▸ **Written task**: Every line that holds the string "прогноз" is to be identified and copied.

▸ **Record excerpts**:
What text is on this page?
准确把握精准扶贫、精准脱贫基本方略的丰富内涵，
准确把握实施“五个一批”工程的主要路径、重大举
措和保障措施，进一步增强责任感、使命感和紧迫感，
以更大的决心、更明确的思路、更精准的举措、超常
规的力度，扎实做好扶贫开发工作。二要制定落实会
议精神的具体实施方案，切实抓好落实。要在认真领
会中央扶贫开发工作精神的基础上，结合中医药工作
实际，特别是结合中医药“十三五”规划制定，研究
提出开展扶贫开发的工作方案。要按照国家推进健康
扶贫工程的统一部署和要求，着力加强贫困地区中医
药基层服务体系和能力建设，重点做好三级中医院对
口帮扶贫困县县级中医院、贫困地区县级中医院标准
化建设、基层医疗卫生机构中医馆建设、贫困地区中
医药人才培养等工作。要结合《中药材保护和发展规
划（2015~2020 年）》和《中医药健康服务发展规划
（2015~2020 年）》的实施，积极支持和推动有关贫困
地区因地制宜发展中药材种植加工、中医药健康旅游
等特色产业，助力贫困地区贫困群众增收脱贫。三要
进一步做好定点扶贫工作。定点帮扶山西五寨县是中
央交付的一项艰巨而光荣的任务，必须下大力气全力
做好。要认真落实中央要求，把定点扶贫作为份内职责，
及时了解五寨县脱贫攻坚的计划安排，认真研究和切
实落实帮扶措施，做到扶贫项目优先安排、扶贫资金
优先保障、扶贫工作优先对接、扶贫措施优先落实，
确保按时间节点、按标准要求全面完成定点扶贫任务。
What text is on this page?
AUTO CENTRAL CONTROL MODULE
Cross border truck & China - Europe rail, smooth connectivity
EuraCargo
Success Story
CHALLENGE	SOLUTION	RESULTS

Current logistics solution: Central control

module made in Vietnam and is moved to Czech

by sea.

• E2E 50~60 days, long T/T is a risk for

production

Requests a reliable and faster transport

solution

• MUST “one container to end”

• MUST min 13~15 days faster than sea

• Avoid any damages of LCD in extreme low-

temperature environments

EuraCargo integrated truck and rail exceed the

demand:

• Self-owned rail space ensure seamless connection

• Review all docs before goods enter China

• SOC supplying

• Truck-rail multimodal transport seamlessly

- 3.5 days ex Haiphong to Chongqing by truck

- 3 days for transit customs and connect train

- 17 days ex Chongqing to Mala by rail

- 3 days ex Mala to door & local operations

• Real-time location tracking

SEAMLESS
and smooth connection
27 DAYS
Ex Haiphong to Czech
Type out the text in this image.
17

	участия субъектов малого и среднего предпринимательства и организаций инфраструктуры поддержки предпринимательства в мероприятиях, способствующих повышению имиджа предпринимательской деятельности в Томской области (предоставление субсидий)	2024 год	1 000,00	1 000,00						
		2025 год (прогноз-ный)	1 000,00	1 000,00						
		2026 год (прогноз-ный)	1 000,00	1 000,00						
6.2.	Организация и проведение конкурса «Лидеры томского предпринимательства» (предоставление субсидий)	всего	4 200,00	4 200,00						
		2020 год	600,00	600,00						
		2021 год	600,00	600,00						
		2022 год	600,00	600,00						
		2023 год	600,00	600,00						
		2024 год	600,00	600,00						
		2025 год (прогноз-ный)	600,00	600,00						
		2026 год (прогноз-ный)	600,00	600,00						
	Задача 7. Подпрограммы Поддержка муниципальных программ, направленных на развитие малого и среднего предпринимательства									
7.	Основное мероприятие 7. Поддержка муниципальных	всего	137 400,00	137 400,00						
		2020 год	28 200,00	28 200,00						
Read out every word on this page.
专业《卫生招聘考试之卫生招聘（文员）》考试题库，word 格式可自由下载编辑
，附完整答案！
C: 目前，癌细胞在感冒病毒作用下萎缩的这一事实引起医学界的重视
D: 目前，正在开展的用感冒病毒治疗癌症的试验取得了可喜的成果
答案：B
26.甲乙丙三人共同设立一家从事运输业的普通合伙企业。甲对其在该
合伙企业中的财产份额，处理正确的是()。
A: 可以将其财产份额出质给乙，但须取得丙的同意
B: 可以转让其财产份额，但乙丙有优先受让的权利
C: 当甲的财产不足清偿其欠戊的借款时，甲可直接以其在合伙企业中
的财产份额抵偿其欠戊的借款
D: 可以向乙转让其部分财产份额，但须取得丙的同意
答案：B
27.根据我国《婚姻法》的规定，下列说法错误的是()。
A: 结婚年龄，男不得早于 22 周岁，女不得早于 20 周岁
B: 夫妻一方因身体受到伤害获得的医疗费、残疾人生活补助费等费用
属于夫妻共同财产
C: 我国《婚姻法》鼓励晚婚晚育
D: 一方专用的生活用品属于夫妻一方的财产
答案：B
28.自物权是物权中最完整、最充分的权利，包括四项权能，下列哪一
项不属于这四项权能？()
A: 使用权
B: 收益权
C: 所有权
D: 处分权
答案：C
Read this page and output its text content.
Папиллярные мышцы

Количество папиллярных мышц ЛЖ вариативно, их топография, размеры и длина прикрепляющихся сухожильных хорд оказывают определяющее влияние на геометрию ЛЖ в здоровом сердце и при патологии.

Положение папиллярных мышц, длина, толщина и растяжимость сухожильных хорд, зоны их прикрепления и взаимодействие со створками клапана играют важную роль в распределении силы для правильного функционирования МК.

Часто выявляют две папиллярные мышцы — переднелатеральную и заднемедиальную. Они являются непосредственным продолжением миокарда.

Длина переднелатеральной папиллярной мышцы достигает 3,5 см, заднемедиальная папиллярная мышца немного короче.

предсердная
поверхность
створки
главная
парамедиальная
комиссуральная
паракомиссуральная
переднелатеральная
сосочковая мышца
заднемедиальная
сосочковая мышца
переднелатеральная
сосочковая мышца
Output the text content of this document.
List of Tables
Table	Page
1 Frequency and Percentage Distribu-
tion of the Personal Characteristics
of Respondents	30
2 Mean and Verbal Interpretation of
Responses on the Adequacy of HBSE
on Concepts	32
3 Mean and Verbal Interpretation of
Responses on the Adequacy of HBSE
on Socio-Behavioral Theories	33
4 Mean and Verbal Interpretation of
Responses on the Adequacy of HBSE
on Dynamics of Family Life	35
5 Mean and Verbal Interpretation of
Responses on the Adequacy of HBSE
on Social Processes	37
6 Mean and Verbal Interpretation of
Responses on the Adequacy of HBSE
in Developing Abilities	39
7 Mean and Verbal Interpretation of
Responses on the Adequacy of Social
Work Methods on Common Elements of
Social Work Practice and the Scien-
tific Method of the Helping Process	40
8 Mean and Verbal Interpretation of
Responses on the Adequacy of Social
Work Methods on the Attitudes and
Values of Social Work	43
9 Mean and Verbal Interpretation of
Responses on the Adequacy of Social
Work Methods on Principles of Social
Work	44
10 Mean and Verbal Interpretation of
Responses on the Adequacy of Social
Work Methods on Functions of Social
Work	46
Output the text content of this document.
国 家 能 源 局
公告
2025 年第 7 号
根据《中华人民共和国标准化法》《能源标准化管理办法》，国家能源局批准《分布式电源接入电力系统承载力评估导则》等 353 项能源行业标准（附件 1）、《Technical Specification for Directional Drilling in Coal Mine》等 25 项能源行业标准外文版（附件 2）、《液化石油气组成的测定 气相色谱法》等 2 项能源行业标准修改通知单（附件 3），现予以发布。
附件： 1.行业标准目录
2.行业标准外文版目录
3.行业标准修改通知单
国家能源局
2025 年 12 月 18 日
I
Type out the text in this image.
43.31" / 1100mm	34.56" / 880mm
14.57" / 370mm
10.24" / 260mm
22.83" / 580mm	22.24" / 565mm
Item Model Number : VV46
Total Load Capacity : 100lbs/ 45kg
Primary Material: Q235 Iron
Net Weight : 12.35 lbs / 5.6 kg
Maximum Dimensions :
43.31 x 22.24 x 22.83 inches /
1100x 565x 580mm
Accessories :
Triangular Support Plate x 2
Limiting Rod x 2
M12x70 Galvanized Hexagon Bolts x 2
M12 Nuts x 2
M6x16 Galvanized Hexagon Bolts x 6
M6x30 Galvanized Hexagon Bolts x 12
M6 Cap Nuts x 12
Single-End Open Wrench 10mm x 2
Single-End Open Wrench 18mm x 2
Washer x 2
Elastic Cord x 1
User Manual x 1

▸ **Result**:
		2025 год (прогноз-ный)	1 000,00	1 000,00						
		2026 год (прогноз-ный)	1 000,00	1 000,00						
		2025 год (прогноз-ный)	600,00	600,00						
		2026 год (прогноз-ный)	600,00	600,00						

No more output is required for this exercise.